--- Data excerpts ---

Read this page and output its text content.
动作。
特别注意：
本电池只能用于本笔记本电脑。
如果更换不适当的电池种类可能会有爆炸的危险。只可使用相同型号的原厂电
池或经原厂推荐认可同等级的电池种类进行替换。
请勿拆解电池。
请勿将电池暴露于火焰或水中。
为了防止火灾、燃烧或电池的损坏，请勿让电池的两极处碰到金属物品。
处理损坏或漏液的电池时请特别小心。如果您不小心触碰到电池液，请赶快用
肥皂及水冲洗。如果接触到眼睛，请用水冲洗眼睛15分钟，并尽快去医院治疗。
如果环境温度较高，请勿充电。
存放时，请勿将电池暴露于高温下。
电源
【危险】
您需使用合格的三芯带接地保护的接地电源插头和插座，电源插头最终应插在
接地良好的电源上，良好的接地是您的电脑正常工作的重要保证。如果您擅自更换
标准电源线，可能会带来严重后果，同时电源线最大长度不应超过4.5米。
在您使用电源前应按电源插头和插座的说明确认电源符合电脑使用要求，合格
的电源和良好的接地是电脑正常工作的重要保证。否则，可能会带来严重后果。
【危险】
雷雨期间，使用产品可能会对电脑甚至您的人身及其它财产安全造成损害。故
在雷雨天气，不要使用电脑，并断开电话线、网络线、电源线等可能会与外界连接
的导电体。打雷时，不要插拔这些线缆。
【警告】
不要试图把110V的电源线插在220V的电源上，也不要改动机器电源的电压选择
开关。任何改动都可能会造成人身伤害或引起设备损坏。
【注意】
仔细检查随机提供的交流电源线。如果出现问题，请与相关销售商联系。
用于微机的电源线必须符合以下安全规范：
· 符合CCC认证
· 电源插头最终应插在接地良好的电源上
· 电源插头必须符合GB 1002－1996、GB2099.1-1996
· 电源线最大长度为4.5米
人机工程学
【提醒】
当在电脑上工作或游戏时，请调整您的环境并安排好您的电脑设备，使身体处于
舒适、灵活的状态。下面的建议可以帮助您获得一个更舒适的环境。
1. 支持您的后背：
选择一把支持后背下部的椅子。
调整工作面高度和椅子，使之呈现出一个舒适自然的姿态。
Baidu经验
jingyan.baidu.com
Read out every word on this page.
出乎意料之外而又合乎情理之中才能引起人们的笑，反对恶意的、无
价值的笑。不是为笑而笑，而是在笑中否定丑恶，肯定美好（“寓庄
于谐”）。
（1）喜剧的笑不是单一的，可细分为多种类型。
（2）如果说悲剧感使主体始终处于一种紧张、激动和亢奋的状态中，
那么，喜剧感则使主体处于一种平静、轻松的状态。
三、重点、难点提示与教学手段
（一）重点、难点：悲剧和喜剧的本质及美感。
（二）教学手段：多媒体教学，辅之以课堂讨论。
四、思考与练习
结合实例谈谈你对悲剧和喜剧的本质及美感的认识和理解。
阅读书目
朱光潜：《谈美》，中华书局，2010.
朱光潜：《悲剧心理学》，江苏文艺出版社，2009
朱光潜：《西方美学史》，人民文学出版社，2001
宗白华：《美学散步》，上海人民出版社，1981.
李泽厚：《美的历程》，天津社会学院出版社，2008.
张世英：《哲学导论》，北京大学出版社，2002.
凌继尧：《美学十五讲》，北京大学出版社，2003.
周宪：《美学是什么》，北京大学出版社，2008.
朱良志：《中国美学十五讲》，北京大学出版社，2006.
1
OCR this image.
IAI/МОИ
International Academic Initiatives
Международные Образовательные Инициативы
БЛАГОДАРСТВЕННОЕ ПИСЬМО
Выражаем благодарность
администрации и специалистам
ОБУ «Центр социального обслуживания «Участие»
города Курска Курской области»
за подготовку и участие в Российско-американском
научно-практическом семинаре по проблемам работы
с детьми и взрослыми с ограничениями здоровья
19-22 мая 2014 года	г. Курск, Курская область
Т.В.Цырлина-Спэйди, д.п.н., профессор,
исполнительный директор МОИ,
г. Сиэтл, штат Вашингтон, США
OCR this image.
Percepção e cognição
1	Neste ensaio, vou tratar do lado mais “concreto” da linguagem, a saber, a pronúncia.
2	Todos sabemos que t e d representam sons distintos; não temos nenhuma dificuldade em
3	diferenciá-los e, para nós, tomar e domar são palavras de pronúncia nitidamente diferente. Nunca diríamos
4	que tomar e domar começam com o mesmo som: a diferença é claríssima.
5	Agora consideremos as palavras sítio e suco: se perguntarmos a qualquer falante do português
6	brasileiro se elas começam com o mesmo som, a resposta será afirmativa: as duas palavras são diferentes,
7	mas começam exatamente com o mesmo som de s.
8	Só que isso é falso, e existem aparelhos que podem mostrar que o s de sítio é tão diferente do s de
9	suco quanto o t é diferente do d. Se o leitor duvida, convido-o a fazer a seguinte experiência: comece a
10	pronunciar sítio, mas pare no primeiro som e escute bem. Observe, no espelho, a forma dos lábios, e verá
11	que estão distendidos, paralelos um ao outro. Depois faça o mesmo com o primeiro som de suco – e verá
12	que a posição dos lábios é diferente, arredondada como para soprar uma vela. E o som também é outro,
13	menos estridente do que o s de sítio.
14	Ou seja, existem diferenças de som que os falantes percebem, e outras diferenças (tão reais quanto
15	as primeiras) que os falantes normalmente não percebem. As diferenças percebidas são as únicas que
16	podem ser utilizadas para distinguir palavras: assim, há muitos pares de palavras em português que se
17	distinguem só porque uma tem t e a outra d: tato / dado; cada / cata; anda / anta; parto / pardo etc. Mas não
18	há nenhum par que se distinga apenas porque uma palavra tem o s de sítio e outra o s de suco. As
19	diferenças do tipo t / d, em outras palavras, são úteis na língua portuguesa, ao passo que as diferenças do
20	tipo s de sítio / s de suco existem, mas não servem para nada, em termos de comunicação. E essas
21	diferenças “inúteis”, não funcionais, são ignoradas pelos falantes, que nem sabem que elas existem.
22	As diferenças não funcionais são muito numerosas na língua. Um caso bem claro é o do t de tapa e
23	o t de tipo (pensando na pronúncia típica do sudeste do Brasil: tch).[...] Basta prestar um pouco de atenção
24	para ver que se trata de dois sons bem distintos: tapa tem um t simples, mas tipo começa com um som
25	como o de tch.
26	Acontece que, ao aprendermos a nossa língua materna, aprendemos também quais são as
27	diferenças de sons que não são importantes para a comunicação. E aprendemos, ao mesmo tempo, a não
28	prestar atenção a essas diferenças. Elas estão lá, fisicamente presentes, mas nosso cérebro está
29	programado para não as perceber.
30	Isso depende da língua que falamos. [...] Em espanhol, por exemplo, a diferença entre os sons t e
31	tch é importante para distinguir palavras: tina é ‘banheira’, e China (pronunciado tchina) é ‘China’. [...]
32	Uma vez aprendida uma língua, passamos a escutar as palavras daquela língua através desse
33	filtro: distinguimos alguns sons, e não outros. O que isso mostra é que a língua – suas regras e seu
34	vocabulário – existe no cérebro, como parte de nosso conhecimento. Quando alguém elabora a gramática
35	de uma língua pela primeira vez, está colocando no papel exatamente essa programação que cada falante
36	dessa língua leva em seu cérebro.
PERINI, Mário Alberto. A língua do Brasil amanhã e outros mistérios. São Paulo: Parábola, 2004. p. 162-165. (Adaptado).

---

• [Task]:
Your task is to transcribe the listing above in full, exactly as given.

• [Finished task]:
Read this page and output its text content.
动作。
特别注意：
本电池只能用于本笔记本电脑。
如果更换不适当的电池种类可能会有爆炸的危险。只可使用相同型号的原厂电
池或经原厂推荐认可同等级的电池种类进行替换。
请勿拆解电池。
请勿将电池暴露于火焰或水中。
为了防止火灾、燃烧或电池的损坏，请勿让电池的两极处碰到金属物品。
处理损坏或漏液的电池时请特别小心。如果您不小心触碰到电池液，请赶快用
肥皂及水冲洗。如果接触到眼睛，请用水冲洗眼睛15分钟，并尽快去医院治疗。
如果环境温度较高，请勿充电。
存放时，请勿将电池暴露于高温下。
电源
【危险】
您需使用合格的三芯带接地保护的接地电源插头和插座，电源插头最终应插在
接地良好的电源上，良好的接地是您的电脑正常工作的重要保证。如果您擅自更换
标准电源线，可能会带来严重后果，同时电源线最大长度不应超过4.5米。
在您使用电源前应按电源插头和插座的说明确认电源符合电脑使用要求，合格
的电源和良好的接地是电脑正常工作的重要保证。否则，可能会带来严重后果。
【危险】
雷雨期间，使用产品可能会对电脑甚至您的人身及其它财产安全造成损害。故
在雷雨天气，不要使用电脑，并断开电话线、网络线、电源线等可能会与外界连接
的导电体。打雷时，不要插拔这些线缆。
【警告】
不要试图把110V的电源线插在220V的电源上，也不要改动机器电源的电压选择
开关。任何改动都可能会造成人身伤害或引起设备损坏。
【注意】
仔细检查随机提供的交流电源线。如果出现问题，请与相关销售商联系。
用于微机的电源线必须符合以下安全规范：
· 符合CCC认证
· 电源插头最终应插在接地良好的电源上
· 电源插头必须符合GB 1002－1996、GB2099.1-1996
· 电源线最大长度为4.5米
人机工程学
【提醒】
当在电脑上工作或游戏时，请调整您的环境并安排好您的电脑设备，使身体处于
舒适、灵活的状态。下面的建议可以帮助您获得一个更舒适的环境。
1. 支持您的后背：
选择一把支持后背下部的椅子。
调整工作面高度和椅子，使之呈现出一个舒适自然的姿态。
Baidu经验
jingyan.baidu.com
Read out every word on this page.
出乎意料之外而又合乎情理之中才能引起人们的笑，反对恶意的、无
价值的笑。不是为笑而笑，而是在笑中否定丑恶，肯定美好（“寓庄
于谐”）。
（1）喜剧的笑不是单一的，可细分为多种类型。
（2）如果说悲剧感使主体始终处于一种紧张、激动和亢奋的状态中，
那么，喜剧感则使主体处于一种平静、轻松的状态。
三、重点、难点提示与教学手段
（一）重点、难点：悲剧和喜剧的本质及美感。
（二）教学手段：多媒体教学，辅之以课堂讨论。
四、思考与练习
结合实例谈谈你对悲剧和喜剧的本质及美感的认识和理解。
阅读书目
朱光潜：《谈美》，中华书局，2010.
朱光潜：《悲剧心理学》，江苏文艺出版社，2009
朱光潜：《西方美学史》，人民文学出版社，2001
宗白华：《美学散步》，上海人民出版社，1981.
李泽厚：《美的历程》，天津社会学院出版社，2008.
张世英：《哲学导论》，北京大学出版社，2002.
凌继尧：《美学十五讲》，北京大学出版社，2003.
周宪：《美学是什么》，北京大学出版社，2008.
朱良志：《中国美学十五讲》，北京大学出版社，2006.
1
OCR this image.
IAI/МОИ
International Academic Initiatives
Международные Образовательные Инициативы
БЛАГОДАРСТВЕННОЕ ПИСЬМО
Выражаем благодарность
администрации и специалистам
ОБУ «Центр социального обслуживания «Участие»
города Курска Курской области»
за подготовку и участие в Российско-американском
научно-практическом семинаре по проблемам работы
с детьми и взрослыми с ограничениями здоровья
19-22 мая 2014 года	г. Курск, Курская область
Т.В.Цырлина-Спэйди, д.п.н., профессор,
исполнительный директор МОИ,
г. Сиэтл, штат Вашингтон, США
OCR this image.
Percepção e cognição
1	Neste ensaio, vou tratar do lado mais “concreto” da linguagem, a saber, a pronúncia.
2	Todos sabemos que t e d representam sons distintos; não temos nenhuma dificuldade em
3	diferenciá-los e, para nós, tomar e domar são palavras de pronúncia nitidamente diferente. Nunca diríamos
4	que tomar e domar começam com o mesmo som: a diferença é claríssima.
5	Agora consideremos as palavras sítio e suco: se perguntarmos a qualquer falante do português
6	brasileiro se elas começam com o mesmo som, a resposta será afirmativa: as duas palavras são diferentes,
7	mas começam exatamente com o mesmo som de s.
8	Só que isso é falso, e existem aparelhos que podem mostrar que o s de sítio é tão diferente do s de
9	suco quanto o t é diferente do d. Se o leitor duvida, convido-o a fazer a seguinte experiência: comece a
10	pronunciar sítio, mas pare no primeiro som e escute bem. Observe, no espelho, a forma dos lábios, e verá
11	que estão distendidos, paralelos um ao outro. Depois faça o mesmo com o primeiro som de suco – e verá
12	que a posição dos lábios é diferente, arredondada como para soprar uma vela. E o som também é outro,
13	menos estridente do que o s de sítio.
14	Ou seja, existem diferenças de som que os falantes percebem, e outras diferenças (tão reais quanto
15	as primeiras) que os falantes normalmente não percebem. As diferenças percebidas são as únicas que
16	podem ser utilizadas para distinguir palavras: assim, há muitos pares de palavras em português que se
17	distinguem só porque uma tem t e a outra d: tato / dado; cada / cata; anda / anta; parto / pardo etc. Mas não
18	há nenhum par que se distinga apenas porque uma palavra tem o s de sítio e outra o s de suco. As
19	diferenças do tipo t / d, em outras palavras, são úteis na língua portuguesa, ao passo que as diferenças do
20	tipo s de sítio / s de suco existem, mas não servem para nada, em termos de comunicação. E essas
21	diferenças “inúteis”, não funcionais, são ignoradas pelos falantes, que nem sabem que elas existem.
22	As diferenças não funcionais são muito numerosas na língua. Um caso bem claro é o do t de tapa e
23	o t de tipo (pensando na pronúncia típica do sudeste do Brasil: tch).[...] Basta prestar um pouco de atenção
24	para ver que se trata de dois sons bem distintos: tapa tem um t simples, mas tipo começa com um som
25	como o de tch.
26	Acontece que, ao aprendermos a nossa língua materna, aprendemos também quais são as
27	diferenças de sons que não são importantes para a comunicação. E aprendemos, ao mesmo tempo, a não
28	prestar atenção a essas diferenças. Elas estão lá, fisicamente presentes, mas nosso cérebro está
29	programado para não as perceber.
30	Isso depende da língua que falamos. [...] Em espanhol, por exemplo, a diferença entre os sons t e
31	tch é importante para distinguir palavras: tina é ‘banheira’, e China (pronunciado tchina) é ‘China’. [...]
32	Uma vez aprendida uma língua, passamos a escutar as palavras daquela língua através desse
33	filtro: distinguimos alguns sons, e não outros. O que isso mostra é que a língua – suas regras e seu
34	vocabulário – existe no cérebro, como parte de nosso conhecimento. Quando alguém elabora a gramática
35	de uma língua pela primeira vez, está colocando no papel exatamente essa programação que cada falante
36	dessa língua leva em seu cérebro.
PERINI, Mário Alberto. A língua do Brasil amanhã e outros mistérios. São Paulo: Parábola, 2004. p. 162-165. (Adaptado).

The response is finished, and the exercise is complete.